Task objective
Copy out each line that mentions the word "this".

Records supplied
## Begin

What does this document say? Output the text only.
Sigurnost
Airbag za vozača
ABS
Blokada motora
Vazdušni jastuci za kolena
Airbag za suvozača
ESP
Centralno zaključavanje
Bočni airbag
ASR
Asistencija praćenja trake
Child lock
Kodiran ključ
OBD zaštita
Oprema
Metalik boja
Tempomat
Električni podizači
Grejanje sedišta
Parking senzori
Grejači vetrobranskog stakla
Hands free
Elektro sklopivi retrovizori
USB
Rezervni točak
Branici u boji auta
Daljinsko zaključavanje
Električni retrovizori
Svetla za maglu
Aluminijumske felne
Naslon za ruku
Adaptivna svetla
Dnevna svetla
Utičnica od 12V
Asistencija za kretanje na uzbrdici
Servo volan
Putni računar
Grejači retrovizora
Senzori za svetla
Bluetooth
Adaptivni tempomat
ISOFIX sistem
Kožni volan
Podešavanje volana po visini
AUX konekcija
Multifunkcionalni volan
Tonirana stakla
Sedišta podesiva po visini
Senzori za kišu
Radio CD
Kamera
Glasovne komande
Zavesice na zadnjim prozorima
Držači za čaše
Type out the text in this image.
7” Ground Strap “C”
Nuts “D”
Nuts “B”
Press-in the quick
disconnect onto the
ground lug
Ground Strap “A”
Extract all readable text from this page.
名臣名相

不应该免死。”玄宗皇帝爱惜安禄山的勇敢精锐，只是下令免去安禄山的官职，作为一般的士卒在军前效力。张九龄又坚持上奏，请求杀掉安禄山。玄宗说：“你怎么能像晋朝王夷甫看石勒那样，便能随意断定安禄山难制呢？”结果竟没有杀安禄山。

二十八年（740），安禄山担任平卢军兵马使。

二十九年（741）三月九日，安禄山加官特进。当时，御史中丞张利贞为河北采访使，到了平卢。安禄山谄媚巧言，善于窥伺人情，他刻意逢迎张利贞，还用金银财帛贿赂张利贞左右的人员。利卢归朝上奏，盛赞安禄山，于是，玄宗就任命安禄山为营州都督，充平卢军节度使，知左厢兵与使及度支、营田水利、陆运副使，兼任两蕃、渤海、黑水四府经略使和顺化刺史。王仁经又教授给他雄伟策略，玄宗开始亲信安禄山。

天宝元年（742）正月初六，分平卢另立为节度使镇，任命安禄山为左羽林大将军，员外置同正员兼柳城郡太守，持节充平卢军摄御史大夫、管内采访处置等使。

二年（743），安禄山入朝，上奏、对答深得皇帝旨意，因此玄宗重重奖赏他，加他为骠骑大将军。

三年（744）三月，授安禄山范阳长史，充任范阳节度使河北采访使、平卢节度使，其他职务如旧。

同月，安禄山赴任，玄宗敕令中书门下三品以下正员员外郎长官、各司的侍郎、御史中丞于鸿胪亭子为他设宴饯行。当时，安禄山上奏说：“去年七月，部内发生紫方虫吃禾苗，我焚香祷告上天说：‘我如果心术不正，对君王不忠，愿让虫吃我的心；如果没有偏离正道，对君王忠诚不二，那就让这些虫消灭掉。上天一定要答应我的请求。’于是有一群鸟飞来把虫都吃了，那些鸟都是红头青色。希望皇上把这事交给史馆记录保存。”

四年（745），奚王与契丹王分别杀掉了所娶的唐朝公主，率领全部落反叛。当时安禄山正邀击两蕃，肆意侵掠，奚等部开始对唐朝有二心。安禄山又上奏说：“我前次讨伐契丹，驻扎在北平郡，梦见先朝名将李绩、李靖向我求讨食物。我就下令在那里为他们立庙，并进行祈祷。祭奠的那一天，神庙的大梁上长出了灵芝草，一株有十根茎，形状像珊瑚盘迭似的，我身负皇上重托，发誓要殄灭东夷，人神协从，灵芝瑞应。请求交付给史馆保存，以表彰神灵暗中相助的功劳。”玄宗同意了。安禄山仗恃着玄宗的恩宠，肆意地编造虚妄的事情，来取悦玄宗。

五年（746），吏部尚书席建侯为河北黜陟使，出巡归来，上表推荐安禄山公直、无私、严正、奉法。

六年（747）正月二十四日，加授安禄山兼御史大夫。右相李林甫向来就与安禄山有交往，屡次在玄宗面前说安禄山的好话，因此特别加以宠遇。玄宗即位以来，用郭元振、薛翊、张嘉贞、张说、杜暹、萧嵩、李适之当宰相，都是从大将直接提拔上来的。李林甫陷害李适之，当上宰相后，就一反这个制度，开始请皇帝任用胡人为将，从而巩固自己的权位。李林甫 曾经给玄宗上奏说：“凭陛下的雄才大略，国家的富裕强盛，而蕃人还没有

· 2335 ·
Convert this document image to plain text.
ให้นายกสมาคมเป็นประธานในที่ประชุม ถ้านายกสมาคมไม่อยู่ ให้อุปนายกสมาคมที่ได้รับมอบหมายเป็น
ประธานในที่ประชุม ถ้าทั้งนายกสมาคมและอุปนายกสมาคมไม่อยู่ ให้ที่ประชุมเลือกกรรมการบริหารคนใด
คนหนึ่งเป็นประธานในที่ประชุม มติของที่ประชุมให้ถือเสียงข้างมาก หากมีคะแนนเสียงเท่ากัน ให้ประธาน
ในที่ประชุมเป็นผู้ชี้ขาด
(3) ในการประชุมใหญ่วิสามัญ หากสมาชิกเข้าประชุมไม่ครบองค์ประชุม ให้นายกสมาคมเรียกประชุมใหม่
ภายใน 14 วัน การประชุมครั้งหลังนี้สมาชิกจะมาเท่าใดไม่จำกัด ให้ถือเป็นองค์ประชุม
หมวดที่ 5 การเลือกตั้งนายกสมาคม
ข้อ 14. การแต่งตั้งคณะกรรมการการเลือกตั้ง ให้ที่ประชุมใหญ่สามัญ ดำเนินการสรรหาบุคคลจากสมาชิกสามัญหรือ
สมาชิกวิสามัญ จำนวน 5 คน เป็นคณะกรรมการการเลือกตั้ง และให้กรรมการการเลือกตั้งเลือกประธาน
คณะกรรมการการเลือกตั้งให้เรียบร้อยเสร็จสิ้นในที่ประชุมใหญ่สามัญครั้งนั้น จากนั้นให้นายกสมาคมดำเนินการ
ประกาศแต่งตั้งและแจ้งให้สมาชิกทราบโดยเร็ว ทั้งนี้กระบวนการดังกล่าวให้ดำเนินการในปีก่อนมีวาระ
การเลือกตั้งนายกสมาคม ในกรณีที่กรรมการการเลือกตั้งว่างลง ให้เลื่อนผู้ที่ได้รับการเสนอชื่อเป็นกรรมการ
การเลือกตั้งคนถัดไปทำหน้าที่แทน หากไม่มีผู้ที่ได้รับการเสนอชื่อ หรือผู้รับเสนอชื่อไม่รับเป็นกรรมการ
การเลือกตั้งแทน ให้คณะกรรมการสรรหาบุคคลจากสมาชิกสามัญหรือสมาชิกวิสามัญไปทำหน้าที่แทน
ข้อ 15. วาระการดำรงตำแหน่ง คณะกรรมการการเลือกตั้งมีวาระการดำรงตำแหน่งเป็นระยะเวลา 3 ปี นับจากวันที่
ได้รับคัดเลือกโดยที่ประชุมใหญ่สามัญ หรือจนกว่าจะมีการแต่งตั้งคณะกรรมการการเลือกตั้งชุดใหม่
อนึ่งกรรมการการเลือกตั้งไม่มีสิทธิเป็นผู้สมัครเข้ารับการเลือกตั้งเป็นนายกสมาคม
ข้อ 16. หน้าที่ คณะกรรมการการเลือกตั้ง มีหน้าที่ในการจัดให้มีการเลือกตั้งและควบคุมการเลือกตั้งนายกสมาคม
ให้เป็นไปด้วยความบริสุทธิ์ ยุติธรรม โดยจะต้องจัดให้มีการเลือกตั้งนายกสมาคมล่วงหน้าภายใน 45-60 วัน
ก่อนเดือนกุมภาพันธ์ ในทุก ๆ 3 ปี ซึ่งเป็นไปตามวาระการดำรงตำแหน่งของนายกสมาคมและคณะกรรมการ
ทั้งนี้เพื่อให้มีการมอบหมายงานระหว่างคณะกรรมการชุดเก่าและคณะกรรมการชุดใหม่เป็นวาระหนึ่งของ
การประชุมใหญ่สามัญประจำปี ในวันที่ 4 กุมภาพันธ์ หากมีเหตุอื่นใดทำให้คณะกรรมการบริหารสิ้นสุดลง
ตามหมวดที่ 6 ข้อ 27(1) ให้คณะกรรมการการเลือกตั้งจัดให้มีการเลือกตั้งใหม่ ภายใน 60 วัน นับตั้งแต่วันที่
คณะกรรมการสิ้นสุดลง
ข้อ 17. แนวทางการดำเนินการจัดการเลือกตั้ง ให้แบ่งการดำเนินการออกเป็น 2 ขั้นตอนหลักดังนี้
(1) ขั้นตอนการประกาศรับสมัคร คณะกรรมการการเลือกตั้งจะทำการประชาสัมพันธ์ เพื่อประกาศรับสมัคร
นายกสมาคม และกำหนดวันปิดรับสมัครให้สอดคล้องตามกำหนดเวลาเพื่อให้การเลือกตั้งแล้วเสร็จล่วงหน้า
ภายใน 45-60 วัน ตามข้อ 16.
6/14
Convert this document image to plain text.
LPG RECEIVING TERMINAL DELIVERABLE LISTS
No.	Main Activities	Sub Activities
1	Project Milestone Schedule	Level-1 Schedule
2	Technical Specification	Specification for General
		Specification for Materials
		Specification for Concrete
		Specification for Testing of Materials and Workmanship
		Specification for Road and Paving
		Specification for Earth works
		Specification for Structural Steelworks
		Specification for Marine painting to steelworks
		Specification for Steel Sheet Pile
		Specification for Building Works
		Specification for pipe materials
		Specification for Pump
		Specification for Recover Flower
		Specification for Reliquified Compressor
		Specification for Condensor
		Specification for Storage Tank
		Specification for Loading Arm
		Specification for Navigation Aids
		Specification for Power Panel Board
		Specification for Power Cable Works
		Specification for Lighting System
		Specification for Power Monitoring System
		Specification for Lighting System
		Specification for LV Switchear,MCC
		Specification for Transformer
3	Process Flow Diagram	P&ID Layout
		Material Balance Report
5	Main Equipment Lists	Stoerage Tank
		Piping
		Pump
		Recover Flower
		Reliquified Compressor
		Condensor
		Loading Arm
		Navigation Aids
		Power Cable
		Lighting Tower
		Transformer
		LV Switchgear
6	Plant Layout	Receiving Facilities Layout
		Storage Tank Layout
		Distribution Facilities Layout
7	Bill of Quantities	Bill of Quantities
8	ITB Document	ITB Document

## End

Result below
What does this document say? Output the text only.
Type out the text in this image.
Extract all readable text from this page.
Convert this document image to plain text.
Convert this document image to plain text.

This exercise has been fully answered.